═══ DATA FOR PROCESSING ═══
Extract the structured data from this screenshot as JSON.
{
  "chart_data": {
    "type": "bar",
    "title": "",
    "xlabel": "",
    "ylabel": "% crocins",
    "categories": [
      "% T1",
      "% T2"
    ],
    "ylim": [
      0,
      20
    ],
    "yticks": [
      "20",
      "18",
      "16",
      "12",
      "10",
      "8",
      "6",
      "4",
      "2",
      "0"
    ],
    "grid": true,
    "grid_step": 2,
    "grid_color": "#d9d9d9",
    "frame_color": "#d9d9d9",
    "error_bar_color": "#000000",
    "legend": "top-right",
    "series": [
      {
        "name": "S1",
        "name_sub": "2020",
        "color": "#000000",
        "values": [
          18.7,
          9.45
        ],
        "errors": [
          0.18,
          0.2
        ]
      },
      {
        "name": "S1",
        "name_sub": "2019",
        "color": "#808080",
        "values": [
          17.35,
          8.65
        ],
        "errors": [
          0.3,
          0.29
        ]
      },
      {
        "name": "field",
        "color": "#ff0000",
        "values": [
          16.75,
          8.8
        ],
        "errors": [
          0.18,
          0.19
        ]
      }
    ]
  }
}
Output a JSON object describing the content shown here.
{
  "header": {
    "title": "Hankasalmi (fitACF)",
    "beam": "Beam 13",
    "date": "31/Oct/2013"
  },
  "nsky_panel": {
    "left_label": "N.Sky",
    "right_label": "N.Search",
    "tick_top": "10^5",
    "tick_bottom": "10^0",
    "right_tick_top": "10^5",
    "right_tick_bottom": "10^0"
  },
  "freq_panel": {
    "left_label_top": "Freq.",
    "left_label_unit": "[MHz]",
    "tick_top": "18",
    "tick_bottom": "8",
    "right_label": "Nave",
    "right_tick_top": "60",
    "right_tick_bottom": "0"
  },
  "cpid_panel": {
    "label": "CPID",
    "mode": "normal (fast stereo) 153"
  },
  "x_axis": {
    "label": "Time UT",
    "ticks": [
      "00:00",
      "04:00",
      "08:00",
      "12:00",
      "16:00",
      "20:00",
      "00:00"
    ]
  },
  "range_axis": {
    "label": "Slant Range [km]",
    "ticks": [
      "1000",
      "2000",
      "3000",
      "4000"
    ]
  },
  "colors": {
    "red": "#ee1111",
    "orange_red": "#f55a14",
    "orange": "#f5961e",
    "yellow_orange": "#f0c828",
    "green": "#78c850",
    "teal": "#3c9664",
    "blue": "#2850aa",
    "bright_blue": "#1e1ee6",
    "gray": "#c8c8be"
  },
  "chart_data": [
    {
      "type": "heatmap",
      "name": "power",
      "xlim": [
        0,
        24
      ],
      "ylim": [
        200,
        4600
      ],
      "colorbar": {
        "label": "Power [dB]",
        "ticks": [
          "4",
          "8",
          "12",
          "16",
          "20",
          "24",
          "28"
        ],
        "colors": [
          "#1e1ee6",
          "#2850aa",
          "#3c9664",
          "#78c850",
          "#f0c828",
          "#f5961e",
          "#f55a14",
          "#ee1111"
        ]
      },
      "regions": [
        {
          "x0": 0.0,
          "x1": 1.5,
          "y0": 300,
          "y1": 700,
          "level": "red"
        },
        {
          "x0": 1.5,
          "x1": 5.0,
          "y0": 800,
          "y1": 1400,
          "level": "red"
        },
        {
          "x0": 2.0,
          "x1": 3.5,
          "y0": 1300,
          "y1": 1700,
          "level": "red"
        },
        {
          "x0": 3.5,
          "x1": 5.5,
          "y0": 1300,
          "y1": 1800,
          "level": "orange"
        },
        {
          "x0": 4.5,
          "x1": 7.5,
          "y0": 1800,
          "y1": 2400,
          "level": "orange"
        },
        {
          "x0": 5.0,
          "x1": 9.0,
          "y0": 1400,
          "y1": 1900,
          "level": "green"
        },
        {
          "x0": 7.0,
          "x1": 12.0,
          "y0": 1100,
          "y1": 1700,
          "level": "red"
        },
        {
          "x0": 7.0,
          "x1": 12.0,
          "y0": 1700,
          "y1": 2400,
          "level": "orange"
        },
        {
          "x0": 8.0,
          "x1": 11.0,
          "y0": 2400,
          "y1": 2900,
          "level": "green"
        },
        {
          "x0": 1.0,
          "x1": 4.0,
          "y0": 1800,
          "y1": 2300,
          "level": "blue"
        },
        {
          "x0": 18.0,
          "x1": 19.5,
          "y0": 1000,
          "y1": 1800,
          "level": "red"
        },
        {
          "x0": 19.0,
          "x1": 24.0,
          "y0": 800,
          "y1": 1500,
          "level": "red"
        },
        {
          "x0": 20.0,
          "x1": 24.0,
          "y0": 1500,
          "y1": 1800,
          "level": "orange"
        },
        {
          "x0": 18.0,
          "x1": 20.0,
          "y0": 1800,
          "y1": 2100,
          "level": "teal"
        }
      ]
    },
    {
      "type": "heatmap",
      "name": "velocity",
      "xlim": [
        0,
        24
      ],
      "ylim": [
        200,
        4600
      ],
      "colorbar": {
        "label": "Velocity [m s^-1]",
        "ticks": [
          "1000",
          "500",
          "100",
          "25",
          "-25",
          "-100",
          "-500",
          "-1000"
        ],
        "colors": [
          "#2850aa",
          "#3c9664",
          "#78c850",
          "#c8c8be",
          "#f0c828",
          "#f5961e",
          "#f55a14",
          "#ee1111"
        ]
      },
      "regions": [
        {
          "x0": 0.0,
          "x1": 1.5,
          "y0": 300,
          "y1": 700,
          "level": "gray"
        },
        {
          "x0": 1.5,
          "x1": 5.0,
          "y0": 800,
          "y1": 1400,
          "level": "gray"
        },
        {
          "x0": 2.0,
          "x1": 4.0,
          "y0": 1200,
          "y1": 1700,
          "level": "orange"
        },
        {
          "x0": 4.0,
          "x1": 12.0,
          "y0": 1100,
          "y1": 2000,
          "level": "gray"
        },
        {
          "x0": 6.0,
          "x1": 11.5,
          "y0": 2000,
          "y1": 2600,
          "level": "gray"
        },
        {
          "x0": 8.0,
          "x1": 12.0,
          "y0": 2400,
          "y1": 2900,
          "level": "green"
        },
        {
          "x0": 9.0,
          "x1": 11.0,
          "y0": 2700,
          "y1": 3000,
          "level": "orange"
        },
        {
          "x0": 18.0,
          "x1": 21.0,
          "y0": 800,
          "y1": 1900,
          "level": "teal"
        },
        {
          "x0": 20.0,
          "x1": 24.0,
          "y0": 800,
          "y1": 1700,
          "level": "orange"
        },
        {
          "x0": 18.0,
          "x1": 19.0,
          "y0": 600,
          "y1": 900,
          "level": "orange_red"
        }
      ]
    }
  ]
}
═══
* [STATED EXERCISE]: Copy every line of the records word for word.

* [CORRECT ANSWER]:
Extract the structured data from this screenshot as JSON.
{
  "chart_data": {
    "type": "bar",
    "title": "",
    "xlabel": "",
    "ylabel": "% crocins",
    "categories": [
      "% T1",
      "% T2"
    ],
    "ylim": [
      0,
      20
    ],
    "yticks": [
      "20",
      "18",
      "16",
      "12",
      "10",
      "8",
      "6",
      "4",
      "2",
      "0"
    ],
    "grid": true,
    "grid_step": 2,
    "grid_color": "#d9d9d9",
    "frame_color": "#d9d9d9",
    "error_bar_color": "#000000",
    "legend": "top-right",
    "series": [
      {
        "name": "S1",
        "name_sub": "2020",
        "color": "#000000",
        "values": [
          18.7,
          9.45
        ],
        "errors": [
          0.18,
          0.2
        ]
      },
      {
        "name": "S1",
        "name_sub": "2019",
        "color": "#808080",
        "values": [
          17.35,
          8.65
        ],
        "errors": [
          0.3,
          0.29
        ]
      },
      {
        "name": "field",
        "color": "#ff0000",
        "values": [
          16.75,
          8.8
        ],
        "errors": [
          0.18,
          0.19
        ]
      }
    ]
  }
}
Output a JSON object describing the content shown here.
{
  "header": {
    "title": "Hankasalmi (fitACF)",
    "beam": "Beam 13",
    "date": "31/Oct/2013"
  },
  "nsky_panel": {
    "left_label": "N.Sky",
    "right_label": "N.Search",
    "tick_top": "10^5",
    "tick_bottom": "10^0",
    "right_tick_top": "10^5",
    "right_tick_bottom": "10^0"
  },
  "freq_panel": {
    "left_label_top": "Freq.",
    "left_label_unit": "[MHz]",
    "tick_top": "18",
    "tick_bottom": "8",
    "right_label": "Nave",
    "right_tick_top": "60",
    "right_tick_bottom": "0"
  },
  "cpid_panel": {
    "label": "CPID",
    "mode": "normal (fast stereo) 153"
  },
  "x_axis": {
    "label": "Time UT",
    "ticks": [
      "00:00",
      "04:00",
      "08:00",
      "12:00",
      "16:00",
      "20:00",
      "00:00"
    ]
  },
  "range_axis": {
    "label": "Slant Range [km]",
    "ticks": [
      "1000",
      "2000",
      "3000",
      "4000"
    ]
  },
  "colors": {
    "red": "#ee1111",
    "orange_red": "#f55a14",
    "orange": "#f5961e",
    "yellow_orange": "#f0c828",
    "green": "#78c850",
    "teal": "#3c9664",
    "blue": "#2850aa",
    "bright_blue": "#1e1ee6",
    "gray": "#c8c8be"
  },
  "chart_data": [
    {
      "type": "heatmap",
      "name": "power",
      "xlim": [
        0,
        24
      ],
      "ylim": [
        200,
        4600
      ],
      "colorbar": {
        "label": "Power [dB]",
        "ticks": [
          "4",
          "8",
          "12",
          "16",
          "20",
          "24",
          "28"
        ],
        "colors": [
          "#1e1ee6",
          "#2850aa",
          "#3c9664",
          "#78c850",
          "#f0c828",
          "#f5961e",
          "#f55a14",
          "#ee1111"
        ]
      },
      "regions": [
        {
          "x0": 0.0,
          "x1": 1.5,
          "y0": 300,
          "y1": 700,
          "level": "red"
        },
        {
          "x0": 1.5,
          "x1": 5.0,
          "y0": 800,
          "y1": 1400,
          "level": "red"
        },
        {
          "x0": 2.0,
          "x1": 3.5,
          "y0": 1300,
          "y1": 1700,
          "level": "red"
        },
        {
          "x0": 3.5,
          "x1": 5.5,
          "y0": 1300,
          "y1": 1800,
          "level": "orange"
        },
        {
          "x0": 4.5,
          "x1": 7.5,
          "y0": 1800,
          "y1": 2400,
          "level": "orange"
        },
        {
          "x0": 5.0,
          "x1": 9.0,
          "y0": 1400,
          "y1": 1900,
          "level": "green"
        },
        {
          "x0": 7.0,
          "x1": 12.0,
          "y0": 1100,
          "y1": 1700,
          "level": "red"
        },
        {
          "x0": 7.0,
          "x1": 12.0,
          "y0": 1700,
          "y1": 2400,
          "level": "orange"
        },
        {
          "x0": 8.0,
          "x1": 11.0,
          "y0": 2400,
          "y1": 2900,
          "level": "green"
        },
        {
          "x0": 1.0,
          "x1": 4.0,
          "y0": 1800,
          "y1": 2300,
          "level": "blue"
        },
        {
          "x0": 18.0,
          "x1": 19.5,
          "y0": 1000,
          "y1": 1800,
          "level": "red"
        },
        {
          "x0": 19.0,
          "x1": 24.0,
          "y0": 800,
          "y1": 1500,
          "level": "red"
        },
        {
          "x0": 20.0,
          "x1": 24.0,
          "y0": 1500,
          "y1": 1800,
          "level": "orange"
        },
        {
          "x0": 18.0,
          "x1": 20.0,
          "y0": 1800,
          "y1": 2100,
          "level": "teal"
        }
      ]
    },
    {
      "type": "heatmap",
      "name": "velocity",
      "xlim": [
        0,
        24
      ],
      "ylim": [
        200,
        4600
      ],
      "colorbar": {
        "label": "Velocity [m s^-1]",
        "ticks": [
          "1000",
          "500",
          "100",
          "25",
          "-25",
          "-100",
          "-500",
          "-1000"
        ],
        "colors": [
          "#2850aa",
          "#3c9664",
          "#78c850",
          "#c8c8be",
          "#f0c828",
          "#f5961e",
          "#f55a14",
          "#ee1111"
        ]
      },
      "regions": [
        {
          "x0": 0.0,
          "x1": 1.5,
          "y0": 300,
          "y1": 700,
          "level": "gray"
        },
        {
          "x0": 1.5,
          "x1": 5.0,
          "y0": 800,
          "y1": 1400,
          "level": "gray"
        },
        {
          "x0": 2.0,
          "x1": 4.0,
          "y0": 1200,
          "y1": 1700,
          "level": "orange"
        },
        {
          "x0": 4.0,
          "x1": 12.0,
          "y0": 1100,
          "y1": 2000,
          "level": "gray"
        },
        {
          "x0": 6.0,
          "x1": 11.5,
          "y0": 2000,
          "y1": 2600,
          "level": "gray"
        },
        {
          "x0": 8.0,
          "x1": 12.0,
          "y0": 2400,
          "y1": 2900,
          "level": "green"
        },
        {
          "x0": 9.0,
          "x1": 11.0,
          "y0": 2700,
          "y1": 3000,
          "level": "orange"
        },
        {
          "x0": 18.0,
          "x1": 21.0,
          "y0": 800,
          "y1": 1900,
          "level": "teal"
        },
        {
          "x0": 20.0,
          "x1": 24.0,
          "y0": 800,
          "y1": 1700,
          "level": "orange"
        },
        {
          "x0": 18.0,
          "x1": 19.0,
          "y0": 600,
          "y1": 900,
          "level": "orange_red"
        }
      ]
    }
  ]
}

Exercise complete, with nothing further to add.